[Structured figure records]
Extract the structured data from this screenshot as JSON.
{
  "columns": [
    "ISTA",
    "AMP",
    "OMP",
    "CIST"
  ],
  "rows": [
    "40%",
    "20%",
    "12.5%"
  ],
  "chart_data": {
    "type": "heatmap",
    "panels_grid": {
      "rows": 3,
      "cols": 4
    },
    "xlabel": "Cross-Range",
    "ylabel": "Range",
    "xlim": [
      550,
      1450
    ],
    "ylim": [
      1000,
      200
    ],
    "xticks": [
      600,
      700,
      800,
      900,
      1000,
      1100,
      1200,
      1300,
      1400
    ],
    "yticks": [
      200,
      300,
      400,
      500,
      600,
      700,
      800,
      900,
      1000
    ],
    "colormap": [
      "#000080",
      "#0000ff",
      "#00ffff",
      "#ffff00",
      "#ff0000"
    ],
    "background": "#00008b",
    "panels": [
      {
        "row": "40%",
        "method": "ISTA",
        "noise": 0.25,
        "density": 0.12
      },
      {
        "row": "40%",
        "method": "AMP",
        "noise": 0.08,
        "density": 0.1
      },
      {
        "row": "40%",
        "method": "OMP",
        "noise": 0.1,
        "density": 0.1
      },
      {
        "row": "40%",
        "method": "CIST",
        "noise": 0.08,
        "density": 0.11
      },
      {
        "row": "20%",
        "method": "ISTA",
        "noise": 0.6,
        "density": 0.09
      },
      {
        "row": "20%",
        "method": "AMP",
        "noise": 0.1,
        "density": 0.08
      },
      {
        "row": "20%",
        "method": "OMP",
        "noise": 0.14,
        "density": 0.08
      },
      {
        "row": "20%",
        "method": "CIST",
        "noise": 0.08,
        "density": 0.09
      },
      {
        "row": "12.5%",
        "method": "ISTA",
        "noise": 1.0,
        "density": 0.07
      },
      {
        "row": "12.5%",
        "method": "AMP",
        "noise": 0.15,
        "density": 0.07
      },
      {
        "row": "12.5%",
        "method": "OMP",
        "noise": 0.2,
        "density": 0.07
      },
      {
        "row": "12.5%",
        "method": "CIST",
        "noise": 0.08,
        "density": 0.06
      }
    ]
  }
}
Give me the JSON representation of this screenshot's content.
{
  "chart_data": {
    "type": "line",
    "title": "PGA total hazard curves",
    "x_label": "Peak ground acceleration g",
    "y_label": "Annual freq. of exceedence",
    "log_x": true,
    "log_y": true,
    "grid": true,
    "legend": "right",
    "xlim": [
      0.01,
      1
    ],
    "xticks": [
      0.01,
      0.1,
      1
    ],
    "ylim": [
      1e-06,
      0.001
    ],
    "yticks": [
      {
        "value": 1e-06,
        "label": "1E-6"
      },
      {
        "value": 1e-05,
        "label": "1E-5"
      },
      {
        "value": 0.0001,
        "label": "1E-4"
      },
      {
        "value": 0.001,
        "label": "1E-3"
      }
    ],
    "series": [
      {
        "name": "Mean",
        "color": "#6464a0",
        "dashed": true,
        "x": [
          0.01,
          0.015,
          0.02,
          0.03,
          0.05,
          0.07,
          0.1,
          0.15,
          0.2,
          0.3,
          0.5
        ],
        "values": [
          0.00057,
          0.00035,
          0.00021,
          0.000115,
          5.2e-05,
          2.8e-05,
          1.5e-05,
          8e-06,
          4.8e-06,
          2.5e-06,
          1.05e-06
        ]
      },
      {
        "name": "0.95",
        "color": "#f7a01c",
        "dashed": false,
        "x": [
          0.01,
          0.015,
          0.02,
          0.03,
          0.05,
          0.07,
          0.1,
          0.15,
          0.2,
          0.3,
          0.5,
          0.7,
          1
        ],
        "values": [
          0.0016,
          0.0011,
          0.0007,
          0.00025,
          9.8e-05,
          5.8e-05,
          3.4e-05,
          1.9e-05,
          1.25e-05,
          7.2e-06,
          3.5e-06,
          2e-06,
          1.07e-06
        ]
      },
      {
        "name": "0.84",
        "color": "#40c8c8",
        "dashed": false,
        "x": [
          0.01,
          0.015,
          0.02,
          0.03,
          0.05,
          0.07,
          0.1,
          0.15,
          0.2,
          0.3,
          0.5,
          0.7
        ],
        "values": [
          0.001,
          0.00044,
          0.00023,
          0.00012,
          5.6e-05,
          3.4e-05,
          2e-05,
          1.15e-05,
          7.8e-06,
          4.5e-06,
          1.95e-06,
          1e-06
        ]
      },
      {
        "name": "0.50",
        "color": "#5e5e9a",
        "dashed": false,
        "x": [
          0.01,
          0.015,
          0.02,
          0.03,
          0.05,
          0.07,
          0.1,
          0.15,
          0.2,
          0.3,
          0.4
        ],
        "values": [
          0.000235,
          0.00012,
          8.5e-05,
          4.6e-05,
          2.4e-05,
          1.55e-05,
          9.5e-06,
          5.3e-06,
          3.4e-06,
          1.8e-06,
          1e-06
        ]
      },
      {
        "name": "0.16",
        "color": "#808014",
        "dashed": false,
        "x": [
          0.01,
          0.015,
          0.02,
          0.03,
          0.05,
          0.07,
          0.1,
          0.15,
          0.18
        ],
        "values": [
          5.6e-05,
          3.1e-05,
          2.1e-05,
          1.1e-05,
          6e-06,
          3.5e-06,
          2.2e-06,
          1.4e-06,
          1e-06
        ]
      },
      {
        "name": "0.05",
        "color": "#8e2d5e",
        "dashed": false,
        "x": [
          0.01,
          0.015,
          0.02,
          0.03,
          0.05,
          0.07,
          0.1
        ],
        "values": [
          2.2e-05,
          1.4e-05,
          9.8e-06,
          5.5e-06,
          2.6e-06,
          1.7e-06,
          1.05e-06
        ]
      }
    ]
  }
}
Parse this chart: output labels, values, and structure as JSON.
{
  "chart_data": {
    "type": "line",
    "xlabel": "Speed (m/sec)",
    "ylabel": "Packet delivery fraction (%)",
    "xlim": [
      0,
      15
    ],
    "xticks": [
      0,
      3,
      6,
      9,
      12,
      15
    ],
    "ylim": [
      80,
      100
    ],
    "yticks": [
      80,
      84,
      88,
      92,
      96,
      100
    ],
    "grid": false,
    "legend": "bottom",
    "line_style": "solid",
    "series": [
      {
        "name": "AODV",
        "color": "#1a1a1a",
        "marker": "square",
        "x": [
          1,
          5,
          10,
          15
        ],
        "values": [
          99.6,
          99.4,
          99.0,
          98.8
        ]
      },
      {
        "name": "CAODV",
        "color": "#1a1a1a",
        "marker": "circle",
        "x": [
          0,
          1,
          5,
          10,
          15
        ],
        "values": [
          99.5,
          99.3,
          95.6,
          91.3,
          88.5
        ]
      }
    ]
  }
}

[Required work]
Exact output of every entry is required.

[Answer to the problem]
Extract the structured data from this screenshot as JSON.
{
  "columns": [
    "ISTA",
    "AMP",
    "OMP",
    "CIST"
  ],
  "rows": [
    "40%",
    "20%",
    "12.5%"
  ],
  "chart_data": {
    "type": "heatmap",
    "panels_grid": {
      "rows": 3,
      "cols": 4
    },
    "xlabel": "Cross-Range",
    "ylabel": "Range",
    "xlim": [
      550,
      1450
    ],
    "ylim": [
      1000,
      200
    ],
    "xticks": [
      600,
      700,
      800,
      900,
      1000,
      1100,
      1200,
      1300,
      1400
    ],
    "yticks": [
      200,
      300,
      400,
      500,
      600,
      700,
      800,
      900,
      1000
    ],
    "colormap": [
      "#000080",
      "#0000ff",
      "#00ffff",
      "#ffff00",
      "#ff0000"
    ],
    "background": "#00008b",
    "panels": [
      {
        "row": "40%",
        "method": "ISTA",
        "noise": 0.25,
        "density": 0.12
      },
      {
        "row": "40%",
        "method": "AMP",
        "noise": 0.08,
        "density": 0.1
      },
      {
        "row": "40%",
        "method": "OMP",
        "noise": 0.1,
        "density": 0.1
      },
      {
        "row": "40%",
        "method": "CIST",
        "noise": 0.08,
        "density": 0.11
      },
      {
        "row": "20%",
        "method": "ISTA",
        "noise": 0.6,
        "density": 0.09
      },
      {
        "row": "20%",
        "method": "AMP",
        "noise": 0.1,
        "density": 0.08
      },
      {
        "row": "20%",
        "method": "OMP",
        "noise": 0.14,
        "density": 0.08
      },
      {
        "row": "20%",
        "method": "CIST",
        "noise": 0.08,
        "density": 0.09
      },
      {
        "row": "12.5%",
        "method": "ISTA",
        "noise": 1.0,
        "density": 0.07
      },
      {
        "row": "12.5%",
        "method": "AMP",
        "noise": 0.15,
        "density": 0.07
      },
      {
        "row": "12.5%",
        "method": "OMP",
        "noise": 0.2,
        "density": 0.07
      },
      {
        "row": "12.5%",
        "method": "CIST",
        "noise": 0.08,
        "density": 0.06
      }
    ]
  }
}
Give me the JSON representation of this screenshot's content.
{
  "chart_data": {
    "type": "line",
    "title": "PGA total hazard curves",
    "x_label": "Peak ground acceleration g",
    "y_label": "Annual freq. of exceedence",
    "log_x": true,
    "log_y": true,
    "grid": true,
    "legend": "right",
    "xlim": [
      0.01,
      1
    ],
    "xticks": [
      0.01,
      0.1,
      1
    ],
    "ylim": [
      1e-06,
      0.001
    ],
    "yticks": [
      {
        "value": 1e-06,
        "label": "1E-6"
      },
      {
        "value": 1e-05,
        "label": "1E-5"
      },
      {
        "value": 0.0001,
        "label": "1E-4"
      },
      {
        "value": 0.001,
        "label": "1E-3"
      }
    ],
    "series": [
      {
        "name": "Mean",
        "color": "#6464a0",
        "dashed": true,
        "x": [
          0.01,
          0.015,
          0.02,
          0.03,
          0.05,
          0.07,
          0.1,
          0.15,
          0.2,
          0.3,
          0.5
        ],
        "values": [
          0.00057,
          0.00035,
          0.00021,
          0.000115,
          5.2e-05,
          2.8e-05,
          1.5e-05,
          8e-06,
          4.8e-06,
          2.5e-06,
          1.05e-06
        ]
      },
      {
        "name": "0.95",
        "color": "#f7a01c",
        "dashed": false,
        "x": [
          0.01,
          0.015,
          0.02,
          0.03,
          0.05,
          0.07,
          0.1,
          0.15,
          0.2,
          0.3,
          0.5,
          0.7,
          1
        ],
        "values": [
          0.0016,
          0.0011,
          0.0007,
          0.00025,
          9.8e-05,
          5.8e-05,
          3.4e-05,
          1.9e-05,
          1.25e-05,
          7.2e-06,
          3.5e-06,
          2e-06,
          1.07e-06
        ]
      },
      {
        "name": "0.84",
        "color": "#40c8c8",
        "dashed": false,
        "x": [
          0.01,
          0.015,
          0.02,
          0.03,
          0.05,
          0.07,
          0.1,
          0.15,
          0.2,
          0.3,
          0.5,
          0.7
        ],
        "values": [
          0.001,
          0.00044,
          0.00023,
          0.00012,
          5.6e-05,
          3.4e-05,
          2e-05,
          1.15e-05,
          7.8e-06,
          4.5e-06,
          1.95e-06,
          1e-06
        ]
      },
      {
        "name": "0.50",
        "color": "#5e5e9a",
        "dashed": false,
        "x": [
          0.01,
          0.015,
          0.02,
          0.03,
          0.05,
          0.07,
          0.1,
          0.15,
          0.2,
          0.3,
          0.4
        ],
        "values": [
          0.000235,
          0.00012,
          8.5e-05,
          4.6e-05,
          2.4e-05,
          1.55e-05,
          9.5e-06,
          5.3e-06,
          3.4e-06,
          1.8e-06,
          1e-06
        ]
      },
      {
        "name": "0.16",
        "color": "#808014",
        "dashed": false,
        "x": [
          0.01,
          0.015,
          0.02,
          0.03,
          0.05,
          0.07,
          0.1,
          0.15,
          0.18
        ],
        "values": [
          5.6e-05,
          3.1e-05,
          2.1e-05,
          1.1e-05,
          6e-06,
          3.5e-06,
          2.2e-06,
          1.4e-06,
          1e-06
        ]
      },
      {
        "name": "0.05",
        "color": "#8e2d5e",
        "dashed": false,
        "x": [
          0.01,
          0.015,
          0.02,
          0.03,
          0.05,
          0.07,
          0.1
        ],
        "values": [
          2.2e-05,
          1.4e-05,
          9.8e-06,
          5.5e-06,
          2.6e-06,
          1.7e-06,
          1.05e-06
        ]
      }
    ]
  }
}
Parse this chart: output labels, values, and structure as JSON.
{
  "chart_data": {
    "type": "line",
    "xlabel": "Speed (m/sec)",
    "ylabel": "Packet delivery fraction (%)",
    "xlim": [
      0,
      15
    ],
    "xticks": [
      0,
      3,
      6,
      9,
      12,
      15
    ],
    "ylim": [
      80,
      100
    ],
    "yticks": [
      80,
      84,
      88,
      92,
      96,
      100
    ],
    "grid": false,
    "legend": "bottom",
    "line_style": "solid",
    "series": [
      {
        "name": "AODV",
        "color": "#1a1a1a",
        "marker": "square",
        "x": [
          1,
          5,
          10,
          15
        ],
        "values": [
          99.6,
          99.4,
          99.0,
          98.8
        ]
      },
      {
        "name": "CAODV",
        "color": "#1a1a1a",
        "marker": "circle",
        "x": [
          0,
          1,
          5,
          10,
          15
        ],
        "values": [
          99.5,
          99.3,
          95.6,
          91.3,
          88.5
        ]
      }
    ]
  }
}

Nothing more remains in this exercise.